Start SUPPLIED DATA

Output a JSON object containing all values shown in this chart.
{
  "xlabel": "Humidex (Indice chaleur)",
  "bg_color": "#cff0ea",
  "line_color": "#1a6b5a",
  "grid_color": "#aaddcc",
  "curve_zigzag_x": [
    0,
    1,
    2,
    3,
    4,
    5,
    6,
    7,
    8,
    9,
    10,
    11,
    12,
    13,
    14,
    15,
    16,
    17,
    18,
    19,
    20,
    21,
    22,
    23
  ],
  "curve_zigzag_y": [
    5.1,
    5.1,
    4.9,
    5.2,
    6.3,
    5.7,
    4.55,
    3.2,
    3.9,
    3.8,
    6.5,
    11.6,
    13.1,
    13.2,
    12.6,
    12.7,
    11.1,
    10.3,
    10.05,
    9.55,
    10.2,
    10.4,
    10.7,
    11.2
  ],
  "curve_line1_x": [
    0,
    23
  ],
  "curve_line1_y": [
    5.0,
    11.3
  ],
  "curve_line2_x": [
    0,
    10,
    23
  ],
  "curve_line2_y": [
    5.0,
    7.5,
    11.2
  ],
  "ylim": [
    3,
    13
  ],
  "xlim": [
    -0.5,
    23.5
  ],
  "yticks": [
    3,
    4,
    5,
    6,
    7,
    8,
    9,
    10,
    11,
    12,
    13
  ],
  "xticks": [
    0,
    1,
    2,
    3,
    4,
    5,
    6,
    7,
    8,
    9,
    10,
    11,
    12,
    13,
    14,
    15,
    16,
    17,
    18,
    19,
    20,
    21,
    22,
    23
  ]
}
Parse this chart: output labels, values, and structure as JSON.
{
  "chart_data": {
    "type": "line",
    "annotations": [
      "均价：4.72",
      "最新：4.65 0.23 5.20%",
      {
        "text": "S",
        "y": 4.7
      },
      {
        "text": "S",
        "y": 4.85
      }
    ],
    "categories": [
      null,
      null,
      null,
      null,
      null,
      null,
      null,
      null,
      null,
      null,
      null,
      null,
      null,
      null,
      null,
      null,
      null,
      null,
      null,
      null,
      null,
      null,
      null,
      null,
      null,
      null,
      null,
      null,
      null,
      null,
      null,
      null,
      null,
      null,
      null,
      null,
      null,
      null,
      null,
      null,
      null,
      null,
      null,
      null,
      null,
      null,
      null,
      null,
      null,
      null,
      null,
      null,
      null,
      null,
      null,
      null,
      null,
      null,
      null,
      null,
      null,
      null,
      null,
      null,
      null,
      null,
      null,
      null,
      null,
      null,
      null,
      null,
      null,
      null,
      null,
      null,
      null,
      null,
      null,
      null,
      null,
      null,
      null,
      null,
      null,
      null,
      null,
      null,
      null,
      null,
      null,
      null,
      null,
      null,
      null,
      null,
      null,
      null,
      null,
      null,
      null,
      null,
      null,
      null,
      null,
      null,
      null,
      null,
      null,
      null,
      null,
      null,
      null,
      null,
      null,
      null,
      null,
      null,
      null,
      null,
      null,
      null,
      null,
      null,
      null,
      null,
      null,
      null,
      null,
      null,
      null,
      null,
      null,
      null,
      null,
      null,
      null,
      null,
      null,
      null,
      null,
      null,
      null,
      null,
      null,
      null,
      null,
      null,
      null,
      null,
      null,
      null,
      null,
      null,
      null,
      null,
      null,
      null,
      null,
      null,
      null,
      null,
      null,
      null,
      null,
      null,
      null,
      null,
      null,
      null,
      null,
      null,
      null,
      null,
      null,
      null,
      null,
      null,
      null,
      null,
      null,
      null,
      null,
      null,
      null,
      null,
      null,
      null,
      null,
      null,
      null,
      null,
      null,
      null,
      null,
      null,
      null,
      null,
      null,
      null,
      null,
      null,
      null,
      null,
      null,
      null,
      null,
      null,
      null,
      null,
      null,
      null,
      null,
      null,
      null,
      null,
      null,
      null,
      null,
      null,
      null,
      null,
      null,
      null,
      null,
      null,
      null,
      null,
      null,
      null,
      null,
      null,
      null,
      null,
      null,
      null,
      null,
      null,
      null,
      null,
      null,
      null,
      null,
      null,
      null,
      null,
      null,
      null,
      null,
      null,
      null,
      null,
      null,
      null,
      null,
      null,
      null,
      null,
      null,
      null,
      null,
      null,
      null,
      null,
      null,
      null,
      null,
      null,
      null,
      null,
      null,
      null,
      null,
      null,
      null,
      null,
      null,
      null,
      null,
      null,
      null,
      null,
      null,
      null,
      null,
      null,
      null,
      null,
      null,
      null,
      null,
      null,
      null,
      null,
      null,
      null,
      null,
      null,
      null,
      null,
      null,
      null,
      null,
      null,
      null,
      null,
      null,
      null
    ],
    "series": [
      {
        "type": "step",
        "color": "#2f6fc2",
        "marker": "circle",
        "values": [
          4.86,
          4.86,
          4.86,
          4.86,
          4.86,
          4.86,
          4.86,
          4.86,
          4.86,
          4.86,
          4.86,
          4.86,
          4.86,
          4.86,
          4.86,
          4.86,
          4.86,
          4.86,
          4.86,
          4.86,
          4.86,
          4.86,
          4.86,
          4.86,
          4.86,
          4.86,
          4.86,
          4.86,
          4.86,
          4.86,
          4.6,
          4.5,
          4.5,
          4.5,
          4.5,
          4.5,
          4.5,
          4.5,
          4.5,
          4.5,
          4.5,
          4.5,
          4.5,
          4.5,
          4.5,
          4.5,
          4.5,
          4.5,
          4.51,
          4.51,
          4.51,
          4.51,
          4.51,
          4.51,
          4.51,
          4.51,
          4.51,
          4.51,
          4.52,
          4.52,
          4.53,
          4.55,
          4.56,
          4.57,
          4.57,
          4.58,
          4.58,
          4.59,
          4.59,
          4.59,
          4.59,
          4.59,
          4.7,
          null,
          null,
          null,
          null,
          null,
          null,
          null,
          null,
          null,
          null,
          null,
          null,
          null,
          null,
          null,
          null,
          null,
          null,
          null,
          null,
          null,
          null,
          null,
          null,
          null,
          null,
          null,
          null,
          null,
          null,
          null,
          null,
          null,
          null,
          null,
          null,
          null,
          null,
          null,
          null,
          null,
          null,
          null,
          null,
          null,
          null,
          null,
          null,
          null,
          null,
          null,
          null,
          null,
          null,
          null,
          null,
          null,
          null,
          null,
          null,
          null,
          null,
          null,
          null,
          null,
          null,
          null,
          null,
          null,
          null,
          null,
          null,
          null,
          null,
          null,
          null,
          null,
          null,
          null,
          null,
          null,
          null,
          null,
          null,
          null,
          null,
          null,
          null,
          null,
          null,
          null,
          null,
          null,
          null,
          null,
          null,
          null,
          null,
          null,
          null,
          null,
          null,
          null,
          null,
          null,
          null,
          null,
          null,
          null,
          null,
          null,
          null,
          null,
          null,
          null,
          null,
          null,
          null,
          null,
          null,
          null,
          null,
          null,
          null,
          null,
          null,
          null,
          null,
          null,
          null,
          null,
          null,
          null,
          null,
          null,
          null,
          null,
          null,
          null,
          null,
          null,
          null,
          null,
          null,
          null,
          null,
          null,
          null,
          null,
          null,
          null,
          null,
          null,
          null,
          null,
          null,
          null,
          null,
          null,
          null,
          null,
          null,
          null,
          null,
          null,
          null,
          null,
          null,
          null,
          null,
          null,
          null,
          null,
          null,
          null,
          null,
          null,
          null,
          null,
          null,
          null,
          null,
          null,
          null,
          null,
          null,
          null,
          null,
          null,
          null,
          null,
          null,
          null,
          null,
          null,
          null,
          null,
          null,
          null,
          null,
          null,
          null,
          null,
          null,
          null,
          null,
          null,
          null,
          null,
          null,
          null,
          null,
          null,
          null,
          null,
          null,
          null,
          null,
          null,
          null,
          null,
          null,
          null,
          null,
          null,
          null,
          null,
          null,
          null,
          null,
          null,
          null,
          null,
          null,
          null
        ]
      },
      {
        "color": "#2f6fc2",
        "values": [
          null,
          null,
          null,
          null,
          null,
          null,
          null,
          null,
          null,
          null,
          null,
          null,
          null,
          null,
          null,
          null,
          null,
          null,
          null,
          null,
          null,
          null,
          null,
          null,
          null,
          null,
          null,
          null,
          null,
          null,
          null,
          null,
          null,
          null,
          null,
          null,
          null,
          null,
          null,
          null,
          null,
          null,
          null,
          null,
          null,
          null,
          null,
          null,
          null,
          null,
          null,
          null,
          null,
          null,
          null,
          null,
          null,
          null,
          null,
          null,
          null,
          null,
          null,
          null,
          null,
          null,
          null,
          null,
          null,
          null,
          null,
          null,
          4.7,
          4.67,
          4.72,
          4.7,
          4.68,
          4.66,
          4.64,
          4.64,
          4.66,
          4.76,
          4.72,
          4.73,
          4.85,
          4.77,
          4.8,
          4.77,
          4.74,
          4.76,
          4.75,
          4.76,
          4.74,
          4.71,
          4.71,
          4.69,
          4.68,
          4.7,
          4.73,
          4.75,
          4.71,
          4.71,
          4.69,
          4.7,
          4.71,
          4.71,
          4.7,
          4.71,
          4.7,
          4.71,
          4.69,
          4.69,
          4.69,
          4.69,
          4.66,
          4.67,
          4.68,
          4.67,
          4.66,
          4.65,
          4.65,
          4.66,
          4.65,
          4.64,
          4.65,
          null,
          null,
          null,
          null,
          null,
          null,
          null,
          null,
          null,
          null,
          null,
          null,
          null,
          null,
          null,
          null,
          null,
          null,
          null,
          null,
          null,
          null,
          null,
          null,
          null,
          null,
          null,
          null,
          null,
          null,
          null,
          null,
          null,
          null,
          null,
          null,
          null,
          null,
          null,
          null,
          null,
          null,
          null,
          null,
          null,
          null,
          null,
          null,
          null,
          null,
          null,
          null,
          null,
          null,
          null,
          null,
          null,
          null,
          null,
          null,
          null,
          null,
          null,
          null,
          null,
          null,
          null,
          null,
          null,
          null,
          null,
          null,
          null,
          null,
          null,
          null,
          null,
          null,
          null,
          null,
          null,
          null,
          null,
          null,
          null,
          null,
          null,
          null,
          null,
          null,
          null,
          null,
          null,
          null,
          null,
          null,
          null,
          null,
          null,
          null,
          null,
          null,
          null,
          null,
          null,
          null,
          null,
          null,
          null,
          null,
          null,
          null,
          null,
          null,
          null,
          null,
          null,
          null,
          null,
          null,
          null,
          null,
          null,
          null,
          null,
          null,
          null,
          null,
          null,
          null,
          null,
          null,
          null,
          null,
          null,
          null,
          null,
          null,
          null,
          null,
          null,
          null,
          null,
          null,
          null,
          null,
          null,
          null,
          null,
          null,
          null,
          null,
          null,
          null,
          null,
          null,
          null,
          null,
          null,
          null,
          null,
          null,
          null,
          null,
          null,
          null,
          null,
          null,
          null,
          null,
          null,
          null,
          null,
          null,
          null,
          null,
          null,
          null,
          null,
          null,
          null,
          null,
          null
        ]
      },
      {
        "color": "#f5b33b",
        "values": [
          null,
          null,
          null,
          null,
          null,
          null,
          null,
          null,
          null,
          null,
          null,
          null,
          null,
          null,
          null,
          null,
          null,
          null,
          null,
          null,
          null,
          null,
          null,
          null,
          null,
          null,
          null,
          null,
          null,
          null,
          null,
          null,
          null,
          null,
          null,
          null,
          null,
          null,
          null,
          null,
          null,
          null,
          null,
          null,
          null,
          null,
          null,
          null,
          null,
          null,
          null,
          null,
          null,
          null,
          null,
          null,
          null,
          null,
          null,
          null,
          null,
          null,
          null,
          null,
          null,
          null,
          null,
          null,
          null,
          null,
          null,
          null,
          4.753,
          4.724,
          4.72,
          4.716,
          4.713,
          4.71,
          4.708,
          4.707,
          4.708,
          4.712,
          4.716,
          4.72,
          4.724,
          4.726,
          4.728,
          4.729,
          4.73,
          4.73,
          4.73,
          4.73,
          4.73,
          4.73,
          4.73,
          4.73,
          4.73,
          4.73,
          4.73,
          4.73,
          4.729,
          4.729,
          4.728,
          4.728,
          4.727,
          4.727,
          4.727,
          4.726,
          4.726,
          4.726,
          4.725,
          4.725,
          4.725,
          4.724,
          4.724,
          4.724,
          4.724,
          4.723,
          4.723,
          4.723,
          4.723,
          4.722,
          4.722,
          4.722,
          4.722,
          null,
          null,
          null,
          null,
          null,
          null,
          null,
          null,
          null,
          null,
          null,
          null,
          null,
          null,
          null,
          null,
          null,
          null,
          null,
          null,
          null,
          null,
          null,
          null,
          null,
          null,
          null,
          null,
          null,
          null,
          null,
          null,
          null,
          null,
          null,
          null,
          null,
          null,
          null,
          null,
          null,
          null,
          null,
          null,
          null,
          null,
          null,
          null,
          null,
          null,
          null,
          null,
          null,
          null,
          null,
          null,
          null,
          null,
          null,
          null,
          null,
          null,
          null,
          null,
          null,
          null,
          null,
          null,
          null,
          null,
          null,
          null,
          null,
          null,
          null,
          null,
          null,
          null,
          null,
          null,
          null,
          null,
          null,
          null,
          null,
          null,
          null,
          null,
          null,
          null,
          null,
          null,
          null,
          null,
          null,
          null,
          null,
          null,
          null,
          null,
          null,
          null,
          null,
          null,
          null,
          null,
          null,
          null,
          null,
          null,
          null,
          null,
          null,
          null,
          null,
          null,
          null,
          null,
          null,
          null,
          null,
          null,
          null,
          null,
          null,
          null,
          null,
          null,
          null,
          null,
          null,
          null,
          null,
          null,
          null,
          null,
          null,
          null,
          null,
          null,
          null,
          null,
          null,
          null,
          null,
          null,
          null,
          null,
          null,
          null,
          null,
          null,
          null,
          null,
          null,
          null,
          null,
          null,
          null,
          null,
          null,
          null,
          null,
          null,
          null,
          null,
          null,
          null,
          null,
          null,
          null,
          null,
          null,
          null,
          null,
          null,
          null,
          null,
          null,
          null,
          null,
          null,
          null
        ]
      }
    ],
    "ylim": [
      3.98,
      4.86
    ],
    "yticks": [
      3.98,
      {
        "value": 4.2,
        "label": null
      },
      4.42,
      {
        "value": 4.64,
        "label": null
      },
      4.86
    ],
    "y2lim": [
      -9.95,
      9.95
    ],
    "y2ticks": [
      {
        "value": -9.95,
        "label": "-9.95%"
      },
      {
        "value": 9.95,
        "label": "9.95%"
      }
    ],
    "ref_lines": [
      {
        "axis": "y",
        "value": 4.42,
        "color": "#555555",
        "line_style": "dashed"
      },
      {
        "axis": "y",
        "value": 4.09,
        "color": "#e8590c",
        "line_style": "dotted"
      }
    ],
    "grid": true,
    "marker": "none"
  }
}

End SUPPLIED DATA

▶ _EXERCISE GOAL_
Filter the listing above for the string "this" and copy every matching line.

▶ _WRITTEN SOLUTION_
Output a JSON object containing all values shown in this chart.
Parse this chart: output labels, values, and structure as JSON.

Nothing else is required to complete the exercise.